### WHAT IS BEING ASKED
Omit the pictures and output every entry below exactly as written.

### SUPPLIED ENTRIES
---

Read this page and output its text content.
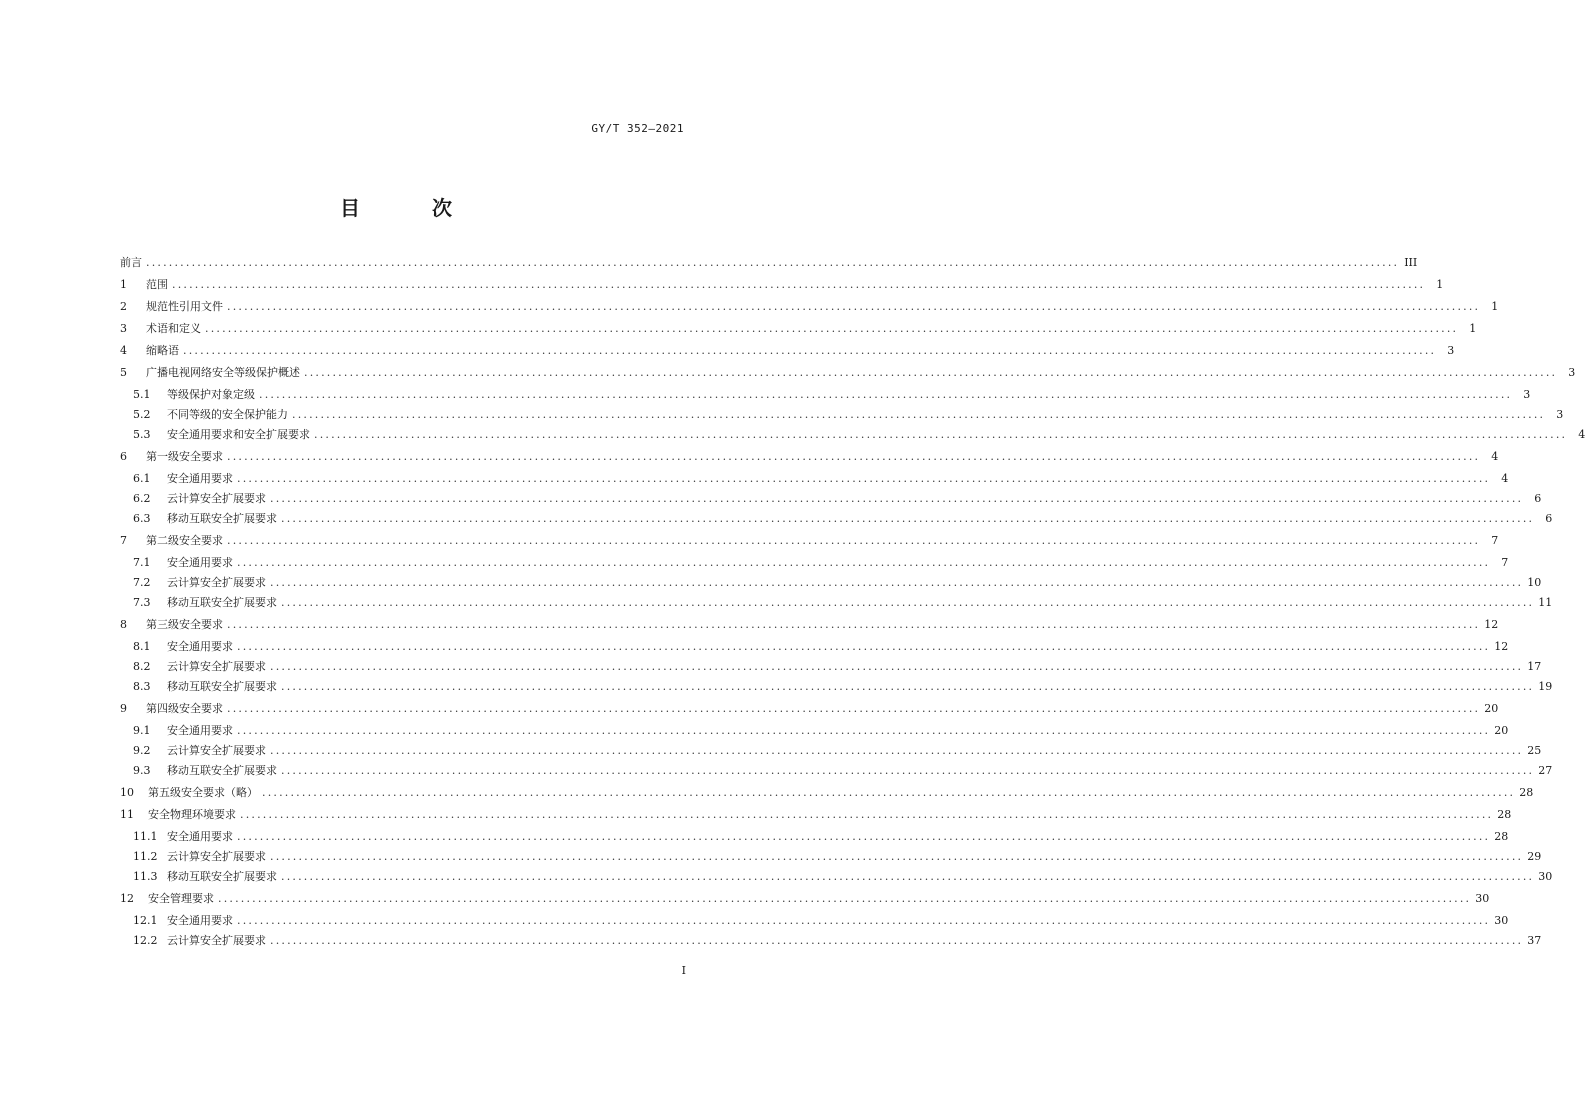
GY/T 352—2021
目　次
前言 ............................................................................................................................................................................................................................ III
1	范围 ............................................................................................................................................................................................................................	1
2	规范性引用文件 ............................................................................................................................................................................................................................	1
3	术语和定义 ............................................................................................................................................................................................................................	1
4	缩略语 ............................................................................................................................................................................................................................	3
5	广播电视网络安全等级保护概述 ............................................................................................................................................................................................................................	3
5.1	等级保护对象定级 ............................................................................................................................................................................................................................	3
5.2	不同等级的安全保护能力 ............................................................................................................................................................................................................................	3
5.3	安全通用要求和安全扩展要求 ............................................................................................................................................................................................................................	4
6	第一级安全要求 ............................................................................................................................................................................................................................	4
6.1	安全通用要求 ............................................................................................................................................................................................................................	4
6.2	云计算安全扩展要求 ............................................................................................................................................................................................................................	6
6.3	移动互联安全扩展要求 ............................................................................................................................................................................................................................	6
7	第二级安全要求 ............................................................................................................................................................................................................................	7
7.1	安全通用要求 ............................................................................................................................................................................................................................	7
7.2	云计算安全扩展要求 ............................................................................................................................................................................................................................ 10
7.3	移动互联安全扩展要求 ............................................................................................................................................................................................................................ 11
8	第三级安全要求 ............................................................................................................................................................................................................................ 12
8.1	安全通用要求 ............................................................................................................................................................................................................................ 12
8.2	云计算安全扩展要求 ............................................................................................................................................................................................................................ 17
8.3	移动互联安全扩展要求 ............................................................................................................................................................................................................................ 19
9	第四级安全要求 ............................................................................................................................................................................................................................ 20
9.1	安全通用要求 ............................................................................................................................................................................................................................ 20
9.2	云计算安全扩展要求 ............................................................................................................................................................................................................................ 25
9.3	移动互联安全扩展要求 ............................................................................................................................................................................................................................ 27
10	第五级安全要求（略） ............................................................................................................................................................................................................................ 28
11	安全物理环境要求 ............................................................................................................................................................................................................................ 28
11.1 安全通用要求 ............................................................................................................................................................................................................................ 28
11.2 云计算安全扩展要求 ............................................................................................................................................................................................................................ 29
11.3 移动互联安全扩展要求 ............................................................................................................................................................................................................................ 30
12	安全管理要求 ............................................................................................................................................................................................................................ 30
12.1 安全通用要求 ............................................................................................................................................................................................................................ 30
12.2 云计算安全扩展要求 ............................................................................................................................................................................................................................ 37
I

---

### TASK RESPONSE
Read this page and output its text content.
GY/T 352—2021
目　次
前言 ............................................................................................................................................................................................................................ III
1	范围 ............................................................................................................................................................................................................................	1
2	规范性引用文件 ............................................................................................................................................................................................................................	1
3	术语和定义 ............................................................................................................................................................................................................................	1
4	缩略语 ............................................................................................................................................................................................................................	3
5	广播电视网络安全等级保护概述 ............................................................................................................................................................................................................................	3
5.1	等级保护对象定级 ............................................................................................................................................................................................................................	3
5.2	不同等级的安全保护能力 ............................................................................................................................................................................................................................	3
5.3	安全通用要求和安全扩展要求 ............................................................................................................................................................................................................................	4
6	第一级安全要求 ............................................................................................................................................................................................................................	4
6.1	安全通用要求 ............................................................................................................................................................................................................................	4
6.2	云计算安全扩展要求 ............................................................................................................................................................................................................................	6
6.3	移动互联安全扩展要求 ............................................................................................................................................................................................................................	6
7	第二级安全要求 ............................................................................................................................................................................................................................	7
7.1	安全通用要求 ............................................................................................................................................................................................................................	7
7.2	云计算安全扩展要求 ............................................................................................................................................................................................................................ 10
7.3	移动互联安全扩展要求 ............................................................................................................................................................................................................................ 11
8	第三级安全要求 ............................................................................................................................................................................................................................ 12
8.1	安全通用要求 ............................................................................................................................................................................................................................ 12
8.2	云计算安全扩展要求 ............................................................................................................................................................................................................................ 17
8.3	移动互联安全扩展要求 ............................................................................................................................................................................................................................ 19
9	第四级安全要求 ............................................................................................................................................................................................................................ 20
9.1	安全通用要求 ............................................................................................................................................................................................................................ 20
9.2	云计算安全扩展要求 ............................................................................................................................................................................................................................ 25
9.3	移动互联安全扩展要求 ............................................................................................................................................................................................................................ 27
10	第五级安全要求（略） ............................................................................................................................................................................................................................ 28
11	安全物理环境要求 ............................................................................................................................................................................................................................ 28
11.1 安全通用要求 ............................................................................................................................................................................................................................ 28
11.2 云计算安全扩展要求 ............................................................................................................................................................................................................................ 29
11.3 移动互联安全扩展要求 ............................................................................................................................................................................................................................ 30
12	安全管理要求 ............................................................................................................................................................................................................................ 30
12.1 安全通用要求 ............................................................................................................................................................................................................................ 30
12.2 云计算安全扩展要求 ............................................................................................................................................................................................................................ 37
I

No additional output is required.